**DO THIS:** Reproduce the material from its first line through the line containing "recent-usage-title: Recent usage". Include both of those lines.

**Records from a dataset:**
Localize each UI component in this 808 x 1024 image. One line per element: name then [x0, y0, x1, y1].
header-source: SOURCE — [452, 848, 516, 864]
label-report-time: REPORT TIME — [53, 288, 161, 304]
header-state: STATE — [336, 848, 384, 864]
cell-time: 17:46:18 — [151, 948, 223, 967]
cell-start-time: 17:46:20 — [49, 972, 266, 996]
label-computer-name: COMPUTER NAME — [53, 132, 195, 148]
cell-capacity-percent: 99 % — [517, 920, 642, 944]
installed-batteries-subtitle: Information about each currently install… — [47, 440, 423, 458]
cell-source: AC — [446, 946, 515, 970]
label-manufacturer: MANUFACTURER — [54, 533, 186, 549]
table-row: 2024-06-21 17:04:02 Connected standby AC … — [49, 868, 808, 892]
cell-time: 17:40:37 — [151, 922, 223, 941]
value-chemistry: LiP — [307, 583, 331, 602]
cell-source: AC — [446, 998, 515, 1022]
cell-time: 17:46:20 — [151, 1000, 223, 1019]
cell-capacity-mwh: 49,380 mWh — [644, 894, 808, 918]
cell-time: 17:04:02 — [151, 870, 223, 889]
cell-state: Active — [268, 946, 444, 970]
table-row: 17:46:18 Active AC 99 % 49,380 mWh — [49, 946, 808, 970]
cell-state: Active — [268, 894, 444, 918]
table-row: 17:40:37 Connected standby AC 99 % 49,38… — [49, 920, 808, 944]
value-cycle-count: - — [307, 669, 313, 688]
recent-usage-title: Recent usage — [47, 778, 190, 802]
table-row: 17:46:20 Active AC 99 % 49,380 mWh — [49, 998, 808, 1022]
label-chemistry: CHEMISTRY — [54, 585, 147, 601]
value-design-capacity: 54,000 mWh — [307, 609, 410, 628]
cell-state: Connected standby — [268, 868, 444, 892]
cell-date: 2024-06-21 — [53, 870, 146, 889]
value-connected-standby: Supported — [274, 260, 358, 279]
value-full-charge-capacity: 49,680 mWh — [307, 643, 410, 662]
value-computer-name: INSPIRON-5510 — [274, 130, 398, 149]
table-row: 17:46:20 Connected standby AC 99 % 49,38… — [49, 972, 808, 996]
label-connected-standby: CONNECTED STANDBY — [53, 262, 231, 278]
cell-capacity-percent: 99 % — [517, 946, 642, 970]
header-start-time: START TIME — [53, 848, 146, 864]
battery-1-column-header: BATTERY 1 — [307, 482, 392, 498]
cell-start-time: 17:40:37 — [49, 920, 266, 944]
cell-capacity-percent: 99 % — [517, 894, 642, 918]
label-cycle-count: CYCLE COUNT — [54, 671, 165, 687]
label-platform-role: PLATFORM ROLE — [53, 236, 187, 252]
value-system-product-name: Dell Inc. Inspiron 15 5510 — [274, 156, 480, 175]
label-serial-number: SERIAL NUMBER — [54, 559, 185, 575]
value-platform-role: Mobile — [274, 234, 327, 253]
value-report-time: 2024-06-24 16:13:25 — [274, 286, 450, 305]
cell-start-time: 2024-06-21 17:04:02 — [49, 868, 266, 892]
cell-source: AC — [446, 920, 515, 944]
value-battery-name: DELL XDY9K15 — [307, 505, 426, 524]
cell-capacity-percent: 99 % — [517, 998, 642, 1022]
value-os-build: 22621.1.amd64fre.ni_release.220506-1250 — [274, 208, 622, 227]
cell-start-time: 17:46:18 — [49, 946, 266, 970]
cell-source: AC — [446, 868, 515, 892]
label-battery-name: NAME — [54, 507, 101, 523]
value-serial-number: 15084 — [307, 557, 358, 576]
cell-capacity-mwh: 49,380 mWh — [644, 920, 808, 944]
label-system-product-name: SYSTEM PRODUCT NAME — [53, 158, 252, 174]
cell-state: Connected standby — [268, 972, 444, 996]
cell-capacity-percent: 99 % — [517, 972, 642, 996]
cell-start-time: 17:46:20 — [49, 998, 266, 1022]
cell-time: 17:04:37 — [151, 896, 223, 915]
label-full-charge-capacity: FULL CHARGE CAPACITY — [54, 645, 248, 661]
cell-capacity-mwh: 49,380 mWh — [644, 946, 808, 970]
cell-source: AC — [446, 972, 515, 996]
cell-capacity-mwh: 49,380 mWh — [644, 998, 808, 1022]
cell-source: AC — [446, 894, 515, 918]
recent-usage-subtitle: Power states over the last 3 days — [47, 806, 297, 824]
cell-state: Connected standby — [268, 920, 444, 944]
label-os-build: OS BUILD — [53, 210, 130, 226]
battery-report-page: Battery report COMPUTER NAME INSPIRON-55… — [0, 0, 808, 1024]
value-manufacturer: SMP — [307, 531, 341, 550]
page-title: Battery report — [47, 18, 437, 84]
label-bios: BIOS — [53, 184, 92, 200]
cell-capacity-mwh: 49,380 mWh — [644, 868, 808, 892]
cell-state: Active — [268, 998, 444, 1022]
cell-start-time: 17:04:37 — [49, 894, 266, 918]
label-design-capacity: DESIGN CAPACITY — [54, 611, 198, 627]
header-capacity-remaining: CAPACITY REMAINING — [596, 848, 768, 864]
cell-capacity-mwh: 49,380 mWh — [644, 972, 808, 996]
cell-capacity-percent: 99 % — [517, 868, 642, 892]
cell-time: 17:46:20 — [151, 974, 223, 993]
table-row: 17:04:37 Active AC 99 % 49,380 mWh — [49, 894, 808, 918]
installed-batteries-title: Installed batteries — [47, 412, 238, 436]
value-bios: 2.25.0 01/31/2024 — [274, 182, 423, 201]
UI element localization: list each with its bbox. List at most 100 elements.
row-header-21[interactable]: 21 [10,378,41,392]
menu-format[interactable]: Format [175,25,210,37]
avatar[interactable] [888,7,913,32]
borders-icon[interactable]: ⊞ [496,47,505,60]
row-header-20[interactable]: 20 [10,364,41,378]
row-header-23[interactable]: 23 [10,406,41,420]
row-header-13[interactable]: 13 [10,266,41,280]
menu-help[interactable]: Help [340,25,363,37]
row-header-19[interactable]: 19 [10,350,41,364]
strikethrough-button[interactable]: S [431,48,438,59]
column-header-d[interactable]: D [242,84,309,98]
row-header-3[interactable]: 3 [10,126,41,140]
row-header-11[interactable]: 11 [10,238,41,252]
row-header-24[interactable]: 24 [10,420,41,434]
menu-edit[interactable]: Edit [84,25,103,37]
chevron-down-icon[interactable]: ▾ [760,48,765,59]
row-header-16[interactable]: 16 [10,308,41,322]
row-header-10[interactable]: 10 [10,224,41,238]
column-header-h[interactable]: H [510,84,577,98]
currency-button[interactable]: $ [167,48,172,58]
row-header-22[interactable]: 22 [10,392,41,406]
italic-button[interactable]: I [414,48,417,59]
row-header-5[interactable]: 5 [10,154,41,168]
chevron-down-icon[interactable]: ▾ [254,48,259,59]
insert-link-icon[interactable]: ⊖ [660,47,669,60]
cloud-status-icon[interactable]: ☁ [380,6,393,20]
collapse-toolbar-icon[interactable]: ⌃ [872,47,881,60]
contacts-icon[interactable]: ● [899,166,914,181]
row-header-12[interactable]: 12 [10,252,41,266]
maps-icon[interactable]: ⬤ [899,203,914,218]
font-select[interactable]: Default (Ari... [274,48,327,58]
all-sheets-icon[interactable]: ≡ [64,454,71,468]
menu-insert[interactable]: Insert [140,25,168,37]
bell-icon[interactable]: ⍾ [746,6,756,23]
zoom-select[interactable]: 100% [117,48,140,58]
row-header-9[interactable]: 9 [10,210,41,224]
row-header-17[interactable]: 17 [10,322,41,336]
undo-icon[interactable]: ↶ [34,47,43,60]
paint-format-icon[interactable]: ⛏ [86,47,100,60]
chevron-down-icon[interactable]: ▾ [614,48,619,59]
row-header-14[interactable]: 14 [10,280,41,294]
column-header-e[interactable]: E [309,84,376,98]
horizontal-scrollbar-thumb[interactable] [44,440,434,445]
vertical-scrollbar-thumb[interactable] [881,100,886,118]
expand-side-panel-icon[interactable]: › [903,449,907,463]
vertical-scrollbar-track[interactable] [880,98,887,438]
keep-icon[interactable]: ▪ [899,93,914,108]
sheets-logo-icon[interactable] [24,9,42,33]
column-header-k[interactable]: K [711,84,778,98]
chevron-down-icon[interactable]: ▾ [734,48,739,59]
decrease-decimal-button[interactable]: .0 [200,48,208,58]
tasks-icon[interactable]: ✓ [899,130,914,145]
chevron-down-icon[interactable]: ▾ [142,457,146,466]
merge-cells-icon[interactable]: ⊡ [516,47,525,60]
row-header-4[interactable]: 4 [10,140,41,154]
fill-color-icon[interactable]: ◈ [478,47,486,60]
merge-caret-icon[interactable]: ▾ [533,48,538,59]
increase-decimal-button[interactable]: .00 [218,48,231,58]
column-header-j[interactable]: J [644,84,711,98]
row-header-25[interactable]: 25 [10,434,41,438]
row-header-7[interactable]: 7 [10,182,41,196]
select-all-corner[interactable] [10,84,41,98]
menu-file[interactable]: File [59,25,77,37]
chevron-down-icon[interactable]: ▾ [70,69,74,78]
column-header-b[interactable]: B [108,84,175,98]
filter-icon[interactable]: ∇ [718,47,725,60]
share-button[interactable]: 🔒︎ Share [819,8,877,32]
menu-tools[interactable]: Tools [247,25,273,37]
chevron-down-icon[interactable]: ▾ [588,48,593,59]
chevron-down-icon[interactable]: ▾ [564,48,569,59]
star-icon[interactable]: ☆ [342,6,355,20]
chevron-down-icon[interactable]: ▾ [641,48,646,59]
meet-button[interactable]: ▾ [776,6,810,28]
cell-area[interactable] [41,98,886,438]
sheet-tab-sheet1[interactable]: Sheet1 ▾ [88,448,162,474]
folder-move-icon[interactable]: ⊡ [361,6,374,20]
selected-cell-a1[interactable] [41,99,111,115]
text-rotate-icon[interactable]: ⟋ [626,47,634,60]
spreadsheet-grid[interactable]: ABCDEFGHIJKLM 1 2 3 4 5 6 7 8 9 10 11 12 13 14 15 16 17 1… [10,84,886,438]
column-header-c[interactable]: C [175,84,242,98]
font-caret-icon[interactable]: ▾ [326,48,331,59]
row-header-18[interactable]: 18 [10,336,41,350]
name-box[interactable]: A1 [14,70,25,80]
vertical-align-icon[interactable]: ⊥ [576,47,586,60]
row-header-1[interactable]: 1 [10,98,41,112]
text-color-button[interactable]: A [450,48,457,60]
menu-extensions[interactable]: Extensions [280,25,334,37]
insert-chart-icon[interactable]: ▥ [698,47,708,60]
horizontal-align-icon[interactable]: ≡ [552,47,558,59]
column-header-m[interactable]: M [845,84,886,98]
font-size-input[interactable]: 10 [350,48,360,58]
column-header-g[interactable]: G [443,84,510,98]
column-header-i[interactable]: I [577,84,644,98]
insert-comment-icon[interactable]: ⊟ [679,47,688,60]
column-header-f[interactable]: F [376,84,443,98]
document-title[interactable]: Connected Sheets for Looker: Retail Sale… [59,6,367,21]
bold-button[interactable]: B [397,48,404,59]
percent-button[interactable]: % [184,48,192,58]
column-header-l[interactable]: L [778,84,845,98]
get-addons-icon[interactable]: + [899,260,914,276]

**RESPONSE TO THE TASK:**
Localize each UI component in this 808 x 1024 image. One line per element: name then [x0, y0, x1, y1].
header-source: SOURCE — [452, 848, 516, 864]
label-report-time: REPORT TIME — [53, 288, 161, 304]
header-state: STATE — [336, 848, 384, 864]
cell-time: 17:46:18 — [151, 948, 223, 967]
cell-start-time: 17:46:20 — [49, 972, 266, 996]
label-computer-name: COMPUTER NAME — [53, 132, 195, 148]
cell-capacity-percent: 99 % — [517, 920, 642, 944]
installed-batteries-subtitle: Information about each currently install… — [47, 440, 423, 458]
cell-source: AC — [446, 946, 515, 970]
label-manufacturer: MANUFACTURER — [54, 533, 186, 549]
table-row: 2024-06-21 17:04:02 Connected standby AC … — [49, 868, 808, 892]
cell-time: 17:40:37 — [151, 922, 223, 941]
value-chemistry: LiP — [307, 583, 331, 602]
cell-source: AC — [446, 998, 515, 1022]
cell-time: 17:46:20 — [151, 1000, 223, 1019]
cell-capacity-mwh: 49,380 mWh — [644, 894, 808, 918]
cell-time: 17:04:02 — [151, 870, 223, 889]
cell-state: Active — [268, 946, 444, 970]
table-row: 17:46:18 Active AC 99 % 49,380 mWh — [49, 946, 808, 970]
cell-state: Active — [268, 894, 444, 918]
table-row: 17:40:37 Connected standby AC 99 % 49,38… — [49, 920, 808, 944]
value-cycle-count: - — [307, 669, 313, 688]
recent-usage-title: Recent usage — [47, 778, 190, 802]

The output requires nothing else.